§ **Exercise directions**
Show every line below where "北京市教委" can be found.

§ **Excerpted records**
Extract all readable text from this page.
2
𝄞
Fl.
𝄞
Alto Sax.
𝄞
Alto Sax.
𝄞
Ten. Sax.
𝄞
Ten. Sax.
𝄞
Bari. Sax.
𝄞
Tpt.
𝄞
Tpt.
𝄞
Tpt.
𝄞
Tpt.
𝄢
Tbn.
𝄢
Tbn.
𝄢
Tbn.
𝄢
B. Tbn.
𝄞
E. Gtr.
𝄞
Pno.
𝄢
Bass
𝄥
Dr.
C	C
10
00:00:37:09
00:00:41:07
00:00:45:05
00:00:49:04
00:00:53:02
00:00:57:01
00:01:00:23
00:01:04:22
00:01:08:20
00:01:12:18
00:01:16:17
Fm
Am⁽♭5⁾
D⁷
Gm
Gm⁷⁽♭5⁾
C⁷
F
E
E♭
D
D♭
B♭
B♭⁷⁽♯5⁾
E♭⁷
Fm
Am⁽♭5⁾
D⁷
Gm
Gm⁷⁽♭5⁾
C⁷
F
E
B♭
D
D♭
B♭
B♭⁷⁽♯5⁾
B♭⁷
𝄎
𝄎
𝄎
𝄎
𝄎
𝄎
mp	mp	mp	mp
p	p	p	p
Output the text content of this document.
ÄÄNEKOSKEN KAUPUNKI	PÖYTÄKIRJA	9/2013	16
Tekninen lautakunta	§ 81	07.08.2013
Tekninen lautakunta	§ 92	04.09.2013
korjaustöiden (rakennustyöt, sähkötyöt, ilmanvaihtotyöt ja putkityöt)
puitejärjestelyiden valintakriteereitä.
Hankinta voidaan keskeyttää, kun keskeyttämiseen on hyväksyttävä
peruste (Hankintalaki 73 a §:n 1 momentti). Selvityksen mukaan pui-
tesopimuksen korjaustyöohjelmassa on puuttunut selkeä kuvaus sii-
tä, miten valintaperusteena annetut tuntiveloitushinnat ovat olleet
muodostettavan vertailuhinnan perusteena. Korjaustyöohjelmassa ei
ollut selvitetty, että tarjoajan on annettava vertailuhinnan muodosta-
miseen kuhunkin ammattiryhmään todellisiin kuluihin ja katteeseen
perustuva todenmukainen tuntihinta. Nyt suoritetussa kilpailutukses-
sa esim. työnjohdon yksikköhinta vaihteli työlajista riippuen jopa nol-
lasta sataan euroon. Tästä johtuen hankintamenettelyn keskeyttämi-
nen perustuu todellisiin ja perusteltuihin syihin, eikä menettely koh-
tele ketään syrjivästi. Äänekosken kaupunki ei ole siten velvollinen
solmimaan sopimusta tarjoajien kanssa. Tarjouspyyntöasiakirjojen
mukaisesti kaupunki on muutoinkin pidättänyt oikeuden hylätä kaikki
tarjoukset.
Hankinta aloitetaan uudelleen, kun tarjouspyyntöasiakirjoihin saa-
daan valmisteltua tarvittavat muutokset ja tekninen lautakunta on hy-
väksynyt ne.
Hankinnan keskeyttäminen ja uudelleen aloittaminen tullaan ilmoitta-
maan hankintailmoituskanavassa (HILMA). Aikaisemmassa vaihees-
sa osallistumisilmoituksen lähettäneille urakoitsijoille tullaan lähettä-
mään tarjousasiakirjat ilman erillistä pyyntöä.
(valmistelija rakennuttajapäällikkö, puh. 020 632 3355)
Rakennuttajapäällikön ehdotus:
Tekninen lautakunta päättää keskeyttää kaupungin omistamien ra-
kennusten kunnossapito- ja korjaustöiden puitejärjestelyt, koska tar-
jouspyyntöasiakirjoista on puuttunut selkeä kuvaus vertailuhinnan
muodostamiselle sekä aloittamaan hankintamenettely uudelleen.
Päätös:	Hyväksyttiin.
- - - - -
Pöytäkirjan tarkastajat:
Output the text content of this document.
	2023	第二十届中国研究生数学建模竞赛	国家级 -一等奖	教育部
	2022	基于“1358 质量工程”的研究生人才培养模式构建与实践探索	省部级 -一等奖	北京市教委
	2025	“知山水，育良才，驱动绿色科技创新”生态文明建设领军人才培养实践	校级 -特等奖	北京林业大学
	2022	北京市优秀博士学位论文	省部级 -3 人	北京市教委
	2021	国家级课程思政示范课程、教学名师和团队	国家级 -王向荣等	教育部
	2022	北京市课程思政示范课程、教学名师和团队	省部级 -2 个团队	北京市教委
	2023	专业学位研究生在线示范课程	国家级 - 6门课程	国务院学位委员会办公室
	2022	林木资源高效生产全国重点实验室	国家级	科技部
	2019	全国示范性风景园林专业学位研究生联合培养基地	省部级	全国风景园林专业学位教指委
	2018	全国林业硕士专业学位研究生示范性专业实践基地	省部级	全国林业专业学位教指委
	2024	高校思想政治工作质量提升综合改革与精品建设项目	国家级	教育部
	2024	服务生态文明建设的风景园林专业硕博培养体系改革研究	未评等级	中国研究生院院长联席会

§ **Worked solution**
	2022	基于“1358 质量工程”的研究生人才培养模式构建与实践探索	省部级 -一等奖	北京市教委
	2022	北京市优秀博士学位论文	省部级 -3 人	北京市教委
	2022	北京市课程思政示范课程、教学名师和团队	省部级 -2 个团队	北京市教委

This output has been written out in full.